## WHAT IS BEING ASKED:
Write out all of the lines below, exactly and completely.
==== TASK INPUT ====
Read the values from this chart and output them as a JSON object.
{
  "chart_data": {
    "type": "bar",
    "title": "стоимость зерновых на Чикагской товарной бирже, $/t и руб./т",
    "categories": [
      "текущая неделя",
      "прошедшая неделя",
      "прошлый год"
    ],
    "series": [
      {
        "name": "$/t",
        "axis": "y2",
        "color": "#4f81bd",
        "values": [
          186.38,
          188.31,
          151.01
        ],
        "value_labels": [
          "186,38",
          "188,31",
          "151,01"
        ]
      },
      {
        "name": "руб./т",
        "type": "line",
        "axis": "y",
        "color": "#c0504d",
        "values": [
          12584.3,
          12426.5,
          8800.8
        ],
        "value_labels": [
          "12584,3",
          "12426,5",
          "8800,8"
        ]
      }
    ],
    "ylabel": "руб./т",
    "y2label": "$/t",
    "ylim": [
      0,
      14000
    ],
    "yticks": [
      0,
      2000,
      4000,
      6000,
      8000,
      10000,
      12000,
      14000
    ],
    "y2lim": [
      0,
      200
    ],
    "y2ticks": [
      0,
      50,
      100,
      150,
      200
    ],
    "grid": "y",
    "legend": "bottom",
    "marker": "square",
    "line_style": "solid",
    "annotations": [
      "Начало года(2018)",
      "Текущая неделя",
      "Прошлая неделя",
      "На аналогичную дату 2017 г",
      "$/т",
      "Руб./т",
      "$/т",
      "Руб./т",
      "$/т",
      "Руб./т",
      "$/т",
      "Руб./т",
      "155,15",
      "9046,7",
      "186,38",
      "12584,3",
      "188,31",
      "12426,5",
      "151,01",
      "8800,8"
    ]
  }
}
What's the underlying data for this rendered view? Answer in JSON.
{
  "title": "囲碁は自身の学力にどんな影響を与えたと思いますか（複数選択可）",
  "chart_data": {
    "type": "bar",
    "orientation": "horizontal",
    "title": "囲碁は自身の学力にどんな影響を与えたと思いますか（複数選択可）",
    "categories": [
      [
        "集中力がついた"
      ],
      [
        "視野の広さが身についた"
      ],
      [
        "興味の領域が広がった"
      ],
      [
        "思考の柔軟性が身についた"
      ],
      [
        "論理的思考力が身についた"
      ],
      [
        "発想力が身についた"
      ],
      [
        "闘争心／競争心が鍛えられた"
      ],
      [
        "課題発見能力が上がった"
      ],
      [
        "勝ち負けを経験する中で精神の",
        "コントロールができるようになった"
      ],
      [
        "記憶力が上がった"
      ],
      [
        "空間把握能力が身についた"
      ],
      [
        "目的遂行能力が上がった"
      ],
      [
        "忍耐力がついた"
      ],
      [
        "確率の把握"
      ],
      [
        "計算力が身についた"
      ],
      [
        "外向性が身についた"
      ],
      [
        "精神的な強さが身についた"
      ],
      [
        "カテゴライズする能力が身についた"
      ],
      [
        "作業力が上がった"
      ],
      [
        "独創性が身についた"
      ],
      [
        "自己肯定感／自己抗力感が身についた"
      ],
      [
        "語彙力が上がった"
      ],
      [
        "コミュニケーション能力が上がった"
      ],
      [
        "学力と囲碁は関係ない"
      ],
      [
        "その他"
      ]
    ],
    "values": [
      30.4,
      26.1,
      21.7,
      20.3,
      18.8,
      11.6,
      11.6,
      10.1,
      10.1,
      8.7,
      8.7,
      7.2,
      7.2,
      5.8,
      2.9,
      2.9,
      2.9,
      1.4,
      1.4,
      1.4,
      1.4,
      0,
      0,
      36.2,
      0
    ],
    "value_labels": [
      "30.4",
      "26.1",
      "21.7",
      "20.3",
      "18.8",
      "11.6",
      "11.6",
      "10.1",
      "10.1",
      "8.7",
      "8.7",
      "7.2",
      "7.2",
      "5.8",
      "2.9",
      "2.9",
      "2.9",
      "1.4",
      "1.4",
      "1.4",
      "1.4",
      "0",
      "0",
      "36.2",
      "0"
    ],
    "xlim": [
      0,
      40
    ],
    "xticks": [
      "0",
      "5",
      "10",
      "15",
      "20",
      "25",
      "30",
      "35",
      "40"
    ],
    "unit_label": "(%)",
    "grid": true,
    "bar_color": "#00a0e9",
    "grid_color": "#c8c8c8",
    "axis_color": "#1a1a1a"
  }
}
====
## THE OUTPUT:
Read the values from this chart and output them as a JSON object.
{
  "chart_data": {
    "type": "bar",
    "title": "стоимость зерновых на Чикагской товарной бирже, $/t и руб./т",
    "categories": [
      "текущая неделя",
      "прошедшая неделя",
      "прошлый год"
    ],
    "series": [
      {
        "name": "$/t",
        "axis": "y2",
        "color": "#4f81bd",
        "values": [
          186.38,
          188.31,
          151.01
        ],
        "value_labels": [
          "186,38",
          "188,31",
          "151,01"
        ]
      },
      {
        "name": "руб./т",
        "type": "line",
        "axis": "y",
        "color": "#c0504d",
        "values": [
          12584.3,
          12426.5,
          8800.8
        ],
        "value_labels": [
          "12584,3",
          "12426,5",
          "8800,8"
        ]
      }
    ],
    "ylabel": "руб./т",
    "y2label": "$/t",
    "ylim": [
      0,
      14000
    ],
    "yticks": [
      0,
      2000,
      4000,
      6000,
      8000,
      10000,
      12000,
      14000
    ],
    "y2lim": [
      0,
      200
    ],
    "y2ticks": [
      0,
      50,
      100,
      150,
      200
    ],
    "grid": "y",
    "legend": "bottom",
    "marker": "square",
    "line_style": "solid",
    "annotations": [
      "Начало года(2018)",
      "Текущая неделя",
      "Прошлая неделя",
      "На аналогичную дату 2017 г",
      "$/т",
      "Руб./т",
      "$/т",
      "Руб./т",
      "$/т",
      "Руб./т",
      "$/т",
      "Руб./т",
      "155,15",
      "9046,7",
      "186,38",
      "12584,3",
      "188,31",
      "12426,5",
      "151,01",
      "8800,8"
    ]
  }
}
What's the underlying data for this rendered view? Answer in JSON.
{
  "title": "囲碁は自身の学力にどんな影響を与えたと思いますか（複数選択可）",
  "chart_data": {
    "type": "bar",
    "orientation": "horizontal",
    "title": "囲碁は自身の学力にどんな影響を与えたと思いますか（複数選択可）",
    "categories": [
      [
        "集中力がついた"
      ],
      [
        "視野の広さが身についた"
      ],
      [
        "興味の領域が広がった"
      ],
      [
        "思考の柔軟性が身についた"
      ],
      [
        "論理的思考力が身についた"
      ],
      [
        "発想力が身についた"
      ],
      [
        "闘争心／競争心が鍛えられた"
      ],
      [
        "課題発見能力が上がった"
      ],
      [
        "勝ち負けを経験する中で精神の",
        "コントロールができるようになった"
      ],
      [
        "記憶力が上がった"
      ],
      [
        "空間把握能力が身についた"
      ],
      [
        "目的遂行能力が上がった"
      ],
      [
        "忍耐力がついた"
      ],
      [
        "確率の把握"
      ],
      [
        "計算力が身についた"
      ],
      [
        "外向性が身についた"
      ],
      [
        "精神的な強さが身についた"
      ],
      [
        "カテゴライズする能力が身についた"
      ],
      [
        "作業力が上がった"
      ],
      [
        "独創性が身についた"
      ],
      [
        "自己肯定感／自己抗力感が身についた"
      ],
      [
        "語彙力が上がった"
      ],
      [
        "コミュニケーション能力が上がった"
      ],
      [
        "学力と囲碁は関係ない"
      ],
      [
        "その他"
      ]
    ],
    "values": [
      30.4,
      26.1,
      21.7,
      20.3,
      18.8,
      11.6,
      11.6,
      10.1,
      10.1,
      8.7,
      8.7,
      7.2,
      7.2,
      5.8,
      2.9,
      2.9,
      2.9,
      1.4,
      1.4,
      1.4,
      1.4,
      0,
      0,
      36.2,
      0
    ],
    "value_labels": [
      "30.4",
      "26.1",
      "21.7",
      "20.3",
      "18.8",
      "11.6",
      "11.6",
      "10.1",
      "10.1",
      "8.7",
      "8.7",
      "7.2",
      "7.2",
      "5.8",
      "2.9",
      "2.9",
      "2.9",
      "1.4",
      "1.4",
      "1.4",
      "1.4",
      "0",
      "0",
      "36.2",
      "0"
    ],
    "xlim": [
      0,
      40
    ],
    "xticks": [
      "0",
      "5",
      "10",
      "15",
      "20",
      "25",
      "30",
      "35",
      "40"
    ],
    "unit_label": "(%)",
    "grid": true,
    "bar_color": "#00a0e9",
    "grid_color": "#c8c8c8",
    "axis_color": "#1a1a1a"
  }
}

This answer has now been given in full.